**Your instructions**
Skip the images and copy each record exactly as written.

**Exercise input**
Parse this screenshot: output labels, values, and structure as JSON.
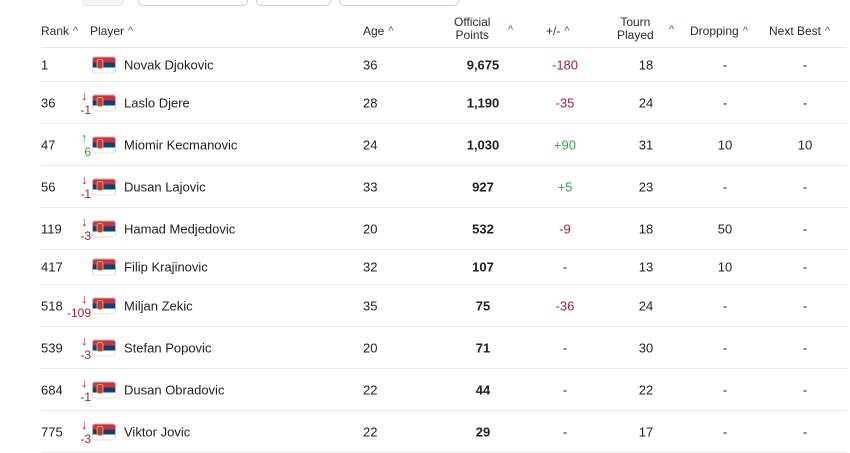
{
  "colors": {
    "accent": "#4a54b5",
    "negative": "#a3213a",
    "positive": "#2fa44f",
    "flag_red": "#c6363c",
    "flag_blue": "#0c4076",
    "flag_white": "#ffffff"
  },
  "header": {
    "rank": "Rank",
    "player": "Player",
    "age": "Age",
    "points_line1": "Official",
    "points_line2": "Points",
    "plus_minus": "+/-",
    "tourn_line1": "Tourn",
    "tourn_line2": "Played",
    "dropping": "Dropping",
    "next_best": "Next Best",
    "sort_icon": "chevron-up-icon"
  },
  "rows": [
    {
      "rank": "1",
      "move_dir": "",
      "move": "",
      "flag": "serbia-flag-icon",
      "name": "Novak Djokovic",
      "age": "36",
      "points": "9,675",
      "plus_minus": "-180",
      "pm_sign": "neg",
      "played": "18",
      "dropping": "-",
      "next_best": "-"
    },
    {
      "rank": "36",
      "move_dir": "down",
      "move": "-1",
      "flag": "serbia-flag-icon",
      "name": "Laslo Djere",
      "age": "28",
      "points": "1,190",
      "plus_minus": "-35",
      "pm_sign": "neg",
      "played": "24",
      "dropping": "-",
      "next_best": "-"
    },
    {
      "rank": "47",
      "move_dir": "up",
      "move": "6",
      "flag": "serbia-flag-icon",
      "name": "Miomir Kecmanovic",
      "age": "24",
      "points": "1,030",
      "plus_minus": "+90",
      "pm_sign": "pos",
      "played": "31",
      "dropping": "10",
      "next_best": "10"
    },
    {
      "rank": "56",
      "move_dir": "down",
      "move": "-1",
      "flag": "serbia-flag-icon",
      "name": "Dusan Lajovic",
      "age": "33",
      "points": "927",
      "plus_minus": "+5",
      "pm_sign": "pos",
      "played": "23",
      "dropping": "-",
      "next_best": "-"
    },
    {
      "rank": "119",
      "move_dir": "down",
      "move": "-3",
      "flag": "serbia-flag-icon",
      "name": "Hamad Medjedovic",
      "age": "20",
      "points": "532",
      "plus_minus": "-9",
      "pm_sign": "neg",
      "played": "18",
      "dropping": "50",
      "next_best": "-"
    },
    {
      "rank": "417",
      "move_dir": "",
      "move": "",
      "flag": "serbia-flag-icon",
      "name": "Filip Krajinovic",
      "age": "32",
      "points": "107",
      "plus_minus": "-",
      "pm_sign": "none",
      "played": "13",
      "dropping": "10",
      "next_best": "-"
    },
    {
      "rank": "518",
      "move_dir": "down",
      "move": "-109",
      "flag": "serbia-flag-icon",
      "name": "Miljan Zekic",
      "age": "35",
      "points": "75",
      "plus_minus": "-36",
      "pm_sign": "neg",
      "played": "24",
      "dropping": "-",
      "next_best": "-"
    },
    {
      "rank": "539",
      "move_dir": "down",
      "move": "-3",
      "flag": "serbia-flag-icon",
      "name": "Stefan Popovic",
      "age": "20",
      "points": "71",
      "plus_minus": "-",
      "pm_sign": "none",
      "played": "30",
      "dropping": "-",
      "next_best": "-"
    },
    {
      "rank": "684",
      "move_dir": "down",
      "move": "-1",
      "flag": "serbia-flag-icon",
      "name": "Dusan Obradovic",
      "age": "22",
      "points": "44",
      "plus_minus": "-",
      "pm_sign": "none",
      "played": "22",
      "dropping": "-",
      "next_best": "-"
    },
    {
      "rank": "775",
      "move_dir": "down",
      "move": "-3",
      "flag": "serbia-flag-icon",
      "name": "Viktor Jovic",
      "age": "22",
      "points": "29",
      "plus_minus": "-",
      "pm_sign": "none",
      "played": "17",
      "dropping": "-",
      "next_best": "-"
    }
  ]
}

**Task solution**
Parse this screenshot: output labels, values, and structure as JSON.
{
  "colors": {
    "accent": "#4a54b5",
    "negative": "#a3213a",
    "positive": "#2fa44f",
    "flag_red": "#c6363c",
    "flag_blue": "#0c4076",
    "flag_white": "#ffffff"
  },
  "header": {
    "rank": "Rank",
    "player": "Player",
    "age": "Age",
    "points_line1": "Official",
    "points_line2": "Points",
    "plus_minus": "+/-",
    "tourn_line1": "Tourn",
    "tourn_line2": "Played",
    "dropping": "Dropping",
    "next_best": "Next Best",
    "sort_icon": "chevron-up-icon"
  },
  "rows": [
    {
      "rank": "1",
      "move_dir": "",
      "move": "",
      "flag": "serbia-flag-icon",
      "name": "Novak Djokovic",
      "age": "36",
      "points": "9,675",
      "plus_minus": "-180",
      "pm_sign": "neg",
      "played": "18",
      "dropping": "-",
      "next_best": "-"
    },
    {
      "rank": "36",
      "move_dir": "down",
      "move": "-1",
      "flag": "serbia-flag-icon",
      "name": "Laslo Djere",
      "age": "28",
      "points": "1,190",
      "plus_minus": "-35",
      "pm_sign": "neg",
      "played": "24",
      "dropping": "-",
      "next_best": "-"
    },
    {
      "rank": "47",
      "move_dir": "up",
      "move": "6",
      "flag": "serbia-flag-icon",
      "name": "Miomir Kecmanovic",
      "age": "24",
      "points": "1,030",
      "plus_minus": "+90",
      "pm_sign": "pos",
      "played": "31",
      "dropping": "10",
      "next_best": "10"
    },
    {
      "rank": "56",
      "move_dir": "down",
      "move": "-1",
      "flag": "serbia-flag-icon",
      "name": "Dusan Lajovic",
      "age": "33",
      "points": "927",
      "plus_minus": "+5",
      "pm_sign": "pos",
      "played": "23",
      "dropping": "-",
      "next_best": "-"
    },
    {
      "rank": "119",
      "move_dir": "down",
      "move": "-3",
      "flag": "serbia-flag-icon",
      "name": "Hamad Medjedovic",
      "age": "20",
      "points": "532",
      "plus_minus": "-9",
      "pm_sign": "neg",
      "played": "18",
      "dropping": "50",
      "next_best": "-"
    },
    {
      "rank": "417",
      "move_dir": "",
      "move": "",
      "flag": "serbia-flag-icon",
      "name": "Filip Krajinovic",
      "age": "32",
      "points": "107",
      "plus_minus": "-",
      "pm_sign": "none",
      "played": "13",
      "dropping": "10",
      "next_best": "-"
    },
    {
      "rank": "518",
      "move_dir": "down",
      "move": "-109",
      "flag": "serbia-flag-icon",
      "name": "Miljan Zekic",
      "age": "35",
      "points": "75",
      "plus_minus": "-36",
      "pm_sign": "neg",
      "played": "24",
      "dropping": "-",
      "next_best": "-"
    },
    {
      "rank": "539",
      "move_dir": "down",
      "move": "-3",
      "flag": "serbia-flag-icon",
      "name": "Stefan Popovic",
      "age": "20",
      "points": "71",
      "plus_minus": "-",
      "pm_sign": "none",
      "played": "30",
      "dropping": "-",
      "next_best": "-"
    },
    {
      "rank": "684",
      "move_dir": "down",
      "move": "-1",
      "flag": "serbia-flag-icon",
      "name": "Dusan Obradovic",
      "age": "22",
      "points": "44",
      "plus_minus": "-",
      "pm_sign": "none",
      "played": "22",
      "dropping": "-",
      "next_best": "-"
    },
    {
      "rank": "775",
      "move_dir": "down",
      "move": "-3",
      "flag": "serbia-flag-icon",
      "name": "Viktor Jovic",
      "age": "22",
      "points": "29",
      "plus_minus": "-",
      "pm_sign": "none",
      "played": "17",
      "dropping": "-",
      "next_best": "-"
    }
  ]
}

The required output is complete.